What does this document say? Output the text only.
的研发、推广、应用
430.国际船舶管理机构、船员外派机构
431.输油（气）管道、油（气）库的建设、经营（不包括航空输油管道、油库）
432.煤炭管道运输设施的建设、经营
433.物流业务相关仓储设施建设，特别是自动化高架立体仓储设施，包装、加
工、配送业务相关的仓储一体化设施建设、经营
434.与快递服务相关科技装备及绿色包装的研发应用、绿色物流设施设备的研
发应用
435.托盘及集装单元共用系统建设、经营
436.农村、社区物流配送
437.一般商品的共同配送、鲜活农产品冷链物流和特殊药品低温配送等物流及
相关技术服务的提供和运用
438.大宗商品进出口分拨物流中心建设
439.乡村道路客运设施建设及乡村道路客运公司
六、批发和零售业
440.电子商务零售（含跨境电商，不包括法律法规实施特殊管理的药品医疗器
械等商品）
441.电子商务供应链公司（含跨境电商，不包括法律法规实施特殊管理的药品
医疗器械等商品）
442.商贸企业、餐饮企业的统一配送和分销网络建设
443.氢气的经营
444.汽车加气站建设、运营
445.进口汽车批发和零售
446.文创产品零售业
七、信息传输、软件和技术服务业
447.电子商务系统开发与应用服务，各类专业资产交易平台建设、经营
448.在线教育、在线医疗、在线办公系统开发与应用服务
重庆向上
= = = = =
• [AIM]:
Nothing in the data may differ; print all of it exactly as written.

• [COMPLETE RESPONSE]:
What does this document say? Output the text only.
的研发、推广、应用
430.国际船舶管理机构、船员外派机构
431.输油（气）管道、油（气）库的建设、经营（不包括航空输油管道、油库）
432.煤炭管道运输设施的建设、经营
433.物流业务相关仓储设施建设，特别是自动化高架立体仓储设施，包装、加
工、配送业务相关的仓储一体化设施建设、经营
434.与快递服务相关科技装备及绿色包装的研发应用、绿色物流设施设备的研
发应用
435.托盘及集装单元共用系统建设、经营
436.农村、社区物流配送
437.一般商品的共同配送、鲜活农产品冷链物流和特殊药品低温配送等物流及
相关技术服务的提供和运用
438.大宗商品进出口分拨物流中心建设
439.乡村道路客运设施建设及乡村道路客运公司
六、批发和零售业
440.电子商务零售（含跨境电商，不包括法律法规实施特殊管理的药品医疗器
械等商品）
441.电子商务供应链公司（含跨境电商，不包括法律法规实施特殊管理的药品
医疗器械等商品）
442.商贸企业、餐饮企业的统一配送和分销网络建设
443.氢气的经营
444.汽车加气站建设、运营
445.进口汽车批发和零售
446.文创产品零售业
七、信息传输、软件和技术服务业
447.电子商务系统开发与应用服务，各类专业资产交易平台建设、经营
448.在线教育、在线医疗、在线办公系统开发与应用服务
重庆向上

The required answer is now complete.